-- Start THE RECORDS --

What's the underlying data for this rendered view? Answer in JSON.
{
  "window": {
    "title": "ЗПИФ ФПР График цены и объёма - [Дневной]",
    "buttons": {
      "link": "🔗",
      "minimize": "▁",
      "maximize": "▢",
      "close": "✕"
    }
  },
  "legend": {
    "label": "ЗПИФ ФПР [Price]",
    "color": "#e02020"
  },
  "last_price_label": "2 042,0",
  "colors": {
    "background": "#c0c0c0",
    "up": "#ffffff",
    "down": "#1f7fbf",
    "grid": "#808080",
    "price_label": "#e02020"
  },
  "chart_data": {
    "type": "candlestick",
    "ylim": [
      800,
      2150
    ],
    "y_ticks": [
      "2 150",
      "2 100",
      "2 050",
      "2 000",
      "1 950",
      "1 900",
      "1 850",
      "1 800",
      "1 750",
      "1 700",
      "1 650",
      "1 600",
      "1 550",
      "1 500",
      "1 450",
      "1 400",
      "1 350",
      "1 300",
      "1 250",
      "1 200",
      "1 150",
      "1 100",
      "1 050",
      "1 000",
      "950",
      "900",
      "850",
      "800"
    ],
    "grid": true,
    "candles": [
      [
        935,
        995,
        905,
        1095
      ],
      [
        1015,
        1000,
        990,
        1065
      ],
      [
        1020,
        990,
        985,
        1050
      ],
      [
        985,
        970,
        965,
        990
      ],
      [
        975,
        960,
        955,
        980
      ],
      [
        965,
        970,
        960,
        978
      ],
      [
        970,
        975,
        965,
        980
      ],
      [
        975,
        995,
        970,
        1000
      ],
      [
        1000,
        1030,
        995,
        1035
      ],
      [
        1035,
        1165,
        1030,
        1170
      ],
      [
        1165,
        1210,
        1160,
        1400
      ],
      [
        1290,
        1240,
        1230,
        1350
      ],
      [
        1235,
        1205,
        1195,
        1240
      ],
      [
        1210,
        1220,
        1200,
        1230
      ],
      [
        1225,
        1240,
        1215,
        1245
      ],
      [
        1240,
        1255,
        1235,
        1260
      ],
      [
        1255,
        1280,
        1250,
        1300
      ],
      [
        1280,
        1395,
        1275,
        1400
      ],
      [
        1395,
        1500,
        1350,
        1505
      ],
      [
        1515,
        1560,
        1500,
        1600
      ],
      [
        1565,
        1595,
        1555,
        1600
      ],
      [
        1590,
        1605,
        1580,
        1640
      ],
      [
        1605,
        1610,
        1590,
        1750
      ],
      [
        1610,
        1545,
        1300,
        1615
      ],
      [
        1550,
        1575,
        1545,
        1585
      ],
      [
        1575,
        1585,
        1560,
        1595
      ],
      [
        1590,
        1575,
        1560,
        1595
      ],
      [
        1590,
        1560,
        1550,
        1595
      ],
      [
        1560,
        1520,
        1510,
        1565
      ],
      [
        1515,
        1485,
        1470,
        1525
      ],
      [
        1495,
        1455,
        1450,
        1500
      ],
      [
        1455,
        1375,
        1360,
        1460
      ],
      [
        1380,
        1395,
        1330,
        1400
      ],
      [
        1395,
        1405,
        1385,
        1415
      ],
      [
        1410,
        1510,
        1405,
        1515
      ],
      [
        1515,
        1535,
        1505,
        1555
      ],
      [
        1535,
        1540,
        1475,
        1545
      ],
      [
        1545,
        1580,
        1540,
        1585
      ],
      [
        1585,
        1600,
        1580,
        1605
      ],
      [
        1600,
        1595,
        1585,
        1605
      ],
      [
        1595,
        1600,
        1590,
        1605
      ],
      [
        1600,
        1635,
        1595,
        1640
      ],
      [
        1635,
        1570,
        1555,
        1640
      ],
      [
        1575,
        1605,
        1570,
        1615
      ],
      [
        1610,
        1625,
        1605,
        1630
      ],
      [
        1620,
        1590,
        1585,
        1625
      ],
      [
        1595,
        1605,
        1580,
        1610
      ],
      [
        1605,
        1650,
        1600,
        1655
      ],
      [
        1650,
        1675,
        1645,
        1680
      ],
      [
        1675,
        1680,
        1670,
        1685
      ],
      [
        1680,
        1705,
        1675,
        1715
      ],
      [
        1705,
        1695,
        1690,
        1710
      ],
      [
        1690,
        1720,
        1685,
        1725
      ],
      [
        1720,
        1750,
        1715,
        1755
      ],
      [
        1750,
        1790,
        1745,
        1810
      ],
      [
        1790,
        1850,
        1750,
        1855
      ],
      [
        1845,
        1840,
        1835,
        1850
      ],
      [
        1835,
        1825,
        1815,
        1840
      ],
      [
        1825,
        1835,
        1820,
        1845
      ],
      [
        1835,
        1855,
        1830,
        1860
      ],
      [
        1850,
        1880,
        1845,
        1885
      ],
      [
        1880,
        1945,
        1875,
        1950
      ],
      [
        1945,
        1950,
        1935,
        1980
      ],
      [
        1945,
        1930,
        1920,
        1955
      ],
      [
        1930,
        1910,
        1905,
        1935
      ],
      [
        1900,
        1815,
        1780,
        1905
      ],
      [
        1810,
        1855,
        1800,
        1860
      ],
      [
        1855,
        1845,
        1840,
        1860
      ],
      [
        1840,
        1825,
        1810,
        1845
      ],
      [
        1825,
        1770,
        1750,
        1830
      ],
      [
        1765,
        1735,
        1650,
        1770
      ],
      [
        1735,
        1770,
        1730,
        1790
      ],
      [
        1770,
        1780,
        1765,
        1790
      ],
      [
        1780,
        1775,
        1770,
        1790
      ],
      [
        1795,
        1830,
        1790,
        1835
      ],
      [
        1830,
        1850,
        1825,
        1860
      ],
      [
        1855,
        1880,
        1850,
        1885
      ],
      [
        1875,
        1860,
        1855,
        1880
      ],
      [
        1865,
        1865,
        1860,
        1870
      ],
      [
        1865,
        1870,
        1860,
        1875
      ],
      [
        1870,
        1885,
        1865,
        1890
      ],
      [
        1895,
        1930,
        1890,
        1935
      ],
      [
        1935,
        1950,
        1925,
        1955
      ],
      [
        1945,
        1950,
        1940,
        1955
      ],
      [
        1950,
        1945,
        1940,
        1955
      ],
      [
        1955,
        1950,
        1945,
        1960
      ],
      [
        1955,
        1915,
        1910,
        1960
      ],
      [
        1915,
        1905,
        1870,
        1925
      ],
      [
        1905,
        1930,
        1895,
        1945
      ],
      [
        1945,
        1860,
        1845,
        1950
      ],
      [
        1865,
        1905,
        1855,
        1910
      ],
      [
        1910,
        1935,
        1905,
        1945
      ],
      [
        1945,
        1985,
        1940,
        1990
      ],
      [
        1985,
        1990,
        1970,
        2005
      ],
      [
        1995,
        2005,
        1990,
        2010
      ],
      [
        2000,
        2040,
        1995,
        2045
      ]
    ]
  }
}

-- End THE RECORDS --

DIRECTIONS FOR THIS TASK: Identify each line holding the string "ЗПИФ", and copy it out.

ANSWER TO THIS EXERCISE:
    "title": "ЗПИФ ФПР График цены и объёма - [Дневной]",
    "label": "ЗПИФ ФПР [Price]",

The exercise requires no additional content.